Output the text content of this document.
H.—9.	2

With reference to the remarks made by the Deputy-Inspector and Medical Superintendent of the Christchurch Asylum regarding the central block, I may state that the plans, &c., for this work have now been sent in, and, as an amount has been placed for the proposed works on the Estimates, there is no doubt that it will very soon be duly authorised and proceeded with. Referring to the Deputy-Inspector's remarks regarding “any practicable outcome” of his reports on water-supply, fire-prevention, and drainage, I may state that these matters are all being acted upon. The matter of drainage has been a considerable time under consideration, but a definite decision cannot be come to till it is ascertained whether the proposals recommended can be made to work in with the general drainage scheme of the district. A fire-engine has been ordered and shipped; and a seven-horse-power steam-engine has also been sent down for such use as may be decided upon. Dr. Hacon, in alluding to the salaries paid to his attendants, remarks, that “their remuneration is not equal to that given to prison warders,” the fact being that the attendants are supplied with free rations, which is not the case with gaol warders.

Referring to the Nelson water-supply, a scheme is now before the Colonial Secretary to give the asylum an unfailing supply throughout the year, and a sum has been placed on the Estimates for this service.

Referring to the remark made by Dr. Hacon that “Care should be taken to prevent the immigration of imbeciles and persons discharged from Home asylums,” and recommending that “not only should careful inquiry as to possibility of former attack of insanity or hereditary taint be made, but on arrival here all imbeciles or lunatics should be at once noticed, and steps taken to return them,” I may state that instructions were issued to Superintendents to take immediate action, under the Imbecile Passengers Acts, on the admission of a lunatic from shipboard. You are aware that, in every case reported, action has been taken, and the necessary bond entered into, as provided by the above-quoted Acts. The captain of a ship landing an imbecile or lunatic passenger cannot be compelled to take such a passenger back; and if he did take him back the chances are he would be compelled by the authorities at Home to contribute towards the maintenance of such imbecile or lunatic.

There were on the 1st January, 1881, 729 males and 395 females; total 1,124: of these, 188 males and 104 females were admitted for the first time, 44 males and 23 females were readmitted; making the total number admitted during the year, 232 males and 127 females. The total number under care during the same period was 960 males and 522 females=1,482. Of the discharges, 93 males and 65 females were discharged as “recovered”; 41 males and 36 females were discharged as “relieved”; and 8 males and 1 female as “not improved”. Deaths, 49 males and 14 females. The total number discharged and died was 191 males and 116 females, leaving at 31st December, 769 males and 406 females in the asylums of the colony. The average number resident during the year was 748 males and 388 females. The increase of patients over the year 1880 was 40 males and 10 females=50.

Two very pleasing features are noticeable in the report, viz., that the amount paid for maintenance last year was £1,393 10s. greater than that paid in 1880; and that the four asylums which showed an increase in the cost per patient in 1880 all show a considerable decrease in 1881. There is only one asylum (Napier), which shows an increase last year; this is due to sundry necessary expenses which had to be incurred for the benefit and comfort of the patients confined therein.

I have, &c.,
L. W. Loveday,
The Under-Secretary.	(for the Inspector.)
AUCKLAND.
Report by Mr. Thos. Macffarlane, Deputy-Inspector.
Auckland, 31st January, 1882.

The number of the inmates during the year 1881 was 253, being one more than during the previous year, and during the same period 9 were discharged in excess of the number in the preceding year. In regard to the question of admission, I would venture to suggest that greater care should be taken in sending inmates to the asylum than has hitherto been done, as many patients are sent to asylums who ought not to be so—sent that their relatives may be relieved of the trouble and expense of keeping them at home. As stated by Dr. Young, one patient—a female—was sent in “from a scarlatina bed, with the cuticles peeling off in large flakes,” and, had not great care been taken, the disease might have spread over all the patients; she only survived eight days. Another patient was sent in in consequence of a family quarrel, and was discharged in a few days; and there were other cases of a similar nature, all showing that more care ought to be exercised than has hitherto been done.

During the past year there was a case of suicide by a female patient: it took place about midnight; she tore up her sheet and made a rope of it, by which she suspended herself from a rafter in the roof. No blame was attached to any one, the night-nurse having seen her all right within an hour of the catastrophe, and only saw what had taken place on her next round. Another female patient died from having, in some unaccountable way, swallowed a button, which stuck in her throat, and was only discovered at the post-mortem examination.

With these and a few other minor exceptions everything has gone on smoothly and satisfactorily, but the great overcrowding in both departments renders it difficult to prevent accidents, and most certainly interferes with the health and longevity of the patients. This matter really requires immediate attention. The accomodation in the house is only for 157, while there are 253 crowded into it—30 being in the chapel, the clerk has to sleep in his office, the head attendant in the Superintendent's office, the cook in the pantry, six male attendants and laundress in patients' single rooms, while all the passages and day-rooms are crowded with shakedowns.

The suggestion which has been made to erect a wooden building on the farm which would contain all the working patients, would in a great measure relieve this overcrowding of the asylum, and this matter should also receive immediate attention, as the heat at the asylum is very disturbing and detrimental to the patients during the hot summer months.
====================
ASSIGNMENT » From the entries above, work out the number of lines containing the string "overcrowding" and give that number by itself.

RESULT FOR THIS EXERCISE » 2